What needs to be done => Write the listing out again, all of it, word for word.

____

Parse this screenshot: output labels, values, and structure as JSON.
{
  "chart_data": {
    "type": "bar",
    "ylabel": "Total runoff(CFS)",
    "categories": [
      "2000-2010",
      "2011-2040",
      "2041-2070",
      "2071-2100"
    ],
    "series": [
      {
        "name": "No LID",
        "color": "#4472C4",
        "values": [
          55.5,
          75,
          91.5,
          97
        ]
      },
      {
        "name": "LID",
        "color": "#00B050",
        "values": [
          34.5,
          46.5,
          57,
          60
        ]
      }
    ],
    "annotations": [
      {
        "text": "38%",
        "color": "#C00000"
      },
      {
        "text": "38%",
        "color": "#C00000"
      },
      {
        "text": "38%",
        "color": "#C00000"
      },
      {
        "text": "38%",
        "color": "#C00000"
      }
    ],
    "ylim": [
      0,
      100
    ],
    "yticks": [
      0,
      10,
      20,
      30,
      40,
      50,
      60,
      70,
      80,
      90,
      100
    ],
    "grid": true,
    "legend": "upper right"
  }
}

____

Worked solution =>
Parse this screenshot: output labels, values, and structure as JSON.
{
  "chart_data": {
    "type": "bar",
    "ylabel": "Total runoff(CFS)",
    "categories": [
      "2000-2010",
      "2011-2040",
      "2041-2070",
      "2071-2100"
    ],
    "series": [
      {
        "name": "No LID",
        "color": "#4472C4",
        "values": [
          55.5,
          75,
          91.5,
          97
        ]
      },
      {
        "name": "LID",
        "color": "#00B050",
        "values": [
          34.5,
          46.5,
          57,
          60
        ]
      }
    ],
    "annotations": [
      {
        "text": "38%",
        "color": "#C00000"
      },
      {
        "text": "38%",
        "color": "#C00000"
      },
      {
        "text": "38%",
        "color": "#C00000"
      },
      {
        "text": "38%",
        "color": "#C00000"
      }
    ],
    "ylim": [
      0,
      100
    ],
    "yticks": [
      0,
      10,
      20,
      30,
      40,
      50,
      60,
      70,
      80,
      90,
      100
    ],
    "grid": true,
    "legend": "upper right"
  }
}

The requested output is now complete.